■ REQUEST
Copy out each line that includes the word "strip".

Dataset rows
★ ★ ★ ★ ★ ★ ★

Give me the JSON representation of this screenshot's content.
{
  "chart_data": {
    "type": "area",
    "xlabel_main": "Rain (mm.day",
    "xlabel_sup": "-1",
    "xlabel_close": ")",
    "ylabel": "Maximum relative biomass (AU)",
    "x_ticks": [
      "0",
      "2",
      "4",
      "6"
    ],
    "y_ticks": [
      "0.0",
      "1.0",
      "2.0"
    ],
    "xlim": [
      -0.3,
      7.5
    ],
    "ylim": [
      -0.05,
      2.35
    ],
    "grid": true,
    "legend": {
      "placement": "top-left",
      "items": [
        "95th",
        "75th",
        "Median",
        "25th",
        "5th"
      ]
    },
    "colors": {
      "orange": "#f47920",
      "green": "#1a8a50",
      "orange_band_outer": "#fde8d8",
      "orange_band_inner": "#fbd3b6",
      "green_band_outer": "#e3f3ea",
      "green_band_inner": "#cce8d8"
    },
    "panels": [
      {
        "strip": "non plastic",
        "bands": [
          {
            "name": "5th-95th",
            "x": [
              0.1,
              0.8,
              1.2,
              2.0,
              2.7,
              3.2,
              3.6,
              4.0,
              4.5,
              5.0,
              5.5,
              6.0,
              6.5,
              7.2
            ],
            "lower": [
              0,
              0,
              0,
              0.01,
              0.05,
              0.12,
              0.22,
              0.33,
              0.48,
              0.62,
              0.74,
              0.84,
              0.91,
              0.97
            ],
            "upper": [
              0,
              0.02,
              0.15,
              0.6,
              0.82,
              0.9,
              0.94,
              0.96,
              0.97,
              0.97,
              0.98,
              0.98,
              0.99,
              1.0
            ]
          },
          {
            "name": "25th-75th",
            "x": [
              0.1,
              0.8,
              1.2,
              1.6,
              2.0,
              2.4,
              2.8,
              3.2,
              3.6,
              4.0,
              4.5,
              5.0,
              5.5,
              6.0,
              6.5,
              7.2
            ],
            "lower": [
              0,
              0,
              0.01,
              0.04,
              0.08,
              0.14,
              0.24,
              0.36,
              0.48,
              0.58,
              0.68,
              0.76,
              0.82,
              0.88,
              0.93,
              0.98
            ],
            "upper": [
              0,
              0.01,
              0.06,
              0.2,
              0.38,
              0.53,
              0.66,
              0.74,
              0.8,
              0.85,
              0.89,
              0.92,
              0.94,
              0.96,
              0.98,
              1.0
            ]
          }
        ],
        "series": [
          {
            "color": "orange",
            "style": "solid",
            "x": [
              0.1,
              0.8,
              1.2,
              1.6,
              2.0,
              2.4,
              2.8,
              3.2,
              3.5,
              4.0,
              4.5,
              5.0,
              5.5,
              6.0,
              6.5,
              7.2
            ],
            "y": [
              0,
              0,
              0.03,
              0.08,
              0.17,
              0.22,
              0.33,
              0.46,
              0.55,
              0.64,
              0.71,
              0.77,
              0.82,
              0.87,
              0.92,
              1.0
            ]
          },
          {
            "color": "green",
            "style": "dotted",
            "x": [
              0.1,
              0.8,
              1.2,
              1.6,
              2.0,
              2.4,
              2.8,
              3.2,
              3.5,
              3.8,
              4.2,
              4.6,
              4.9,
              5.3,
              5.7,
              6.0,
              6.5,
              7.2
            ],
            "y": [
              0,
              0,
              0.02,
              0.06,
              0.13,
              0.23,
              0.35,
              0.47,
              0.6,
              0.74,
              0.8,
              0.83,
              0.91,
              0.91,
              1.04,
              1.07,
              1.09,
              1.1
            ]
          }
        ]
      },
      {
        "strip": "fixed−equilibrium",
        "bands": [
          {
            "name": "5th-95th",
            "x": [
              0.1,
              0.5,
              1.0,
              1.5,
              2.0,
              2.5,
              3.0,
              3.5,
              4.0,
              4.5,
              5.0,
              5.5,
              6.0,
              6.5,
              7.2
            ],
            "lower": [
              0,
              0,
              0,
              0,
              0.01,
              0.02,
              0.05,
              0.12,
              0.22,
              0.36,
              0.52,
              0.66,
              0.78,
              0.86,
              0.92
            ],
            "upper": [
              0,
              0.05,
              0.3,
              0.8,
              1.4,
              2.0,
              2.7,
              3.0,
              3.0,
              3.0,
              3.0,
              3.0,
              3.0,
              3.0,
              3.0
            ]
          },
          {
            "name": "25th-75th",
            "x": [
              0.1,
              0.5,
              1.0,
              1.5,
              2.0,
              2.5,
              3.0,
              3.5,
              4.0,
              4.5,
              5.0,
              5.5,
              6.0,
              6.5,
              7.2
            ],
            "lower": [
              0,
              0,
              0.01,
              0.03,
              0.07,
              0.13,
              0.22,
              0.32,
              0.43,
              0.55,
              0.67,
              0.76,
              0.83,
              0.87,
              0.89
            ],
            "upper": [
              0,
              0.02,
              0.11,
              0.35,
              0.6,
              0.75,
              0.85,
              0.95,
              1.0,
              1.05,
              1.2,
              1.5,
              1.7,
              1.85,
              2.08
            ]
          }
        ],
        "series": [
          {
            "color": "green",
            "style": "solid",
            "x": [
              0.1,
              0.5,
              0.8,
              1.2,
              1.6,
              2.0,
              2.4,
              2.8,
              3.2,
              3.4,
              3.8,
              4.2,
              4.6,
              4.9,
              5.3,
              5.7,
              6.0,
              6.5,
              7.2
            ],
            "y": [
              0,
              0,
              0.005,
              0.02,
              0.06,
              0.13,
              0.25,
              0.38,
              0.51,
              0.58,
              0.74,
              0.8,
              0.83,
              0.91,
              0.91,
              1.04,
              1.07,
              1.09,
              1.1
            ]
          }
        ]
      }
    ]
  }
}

★ ★ ★ ★ ★ ★ ★

■ RESULT FOR THIS TASK
        "strip": "non plastic",
        "strip": "fixed−equilibrium",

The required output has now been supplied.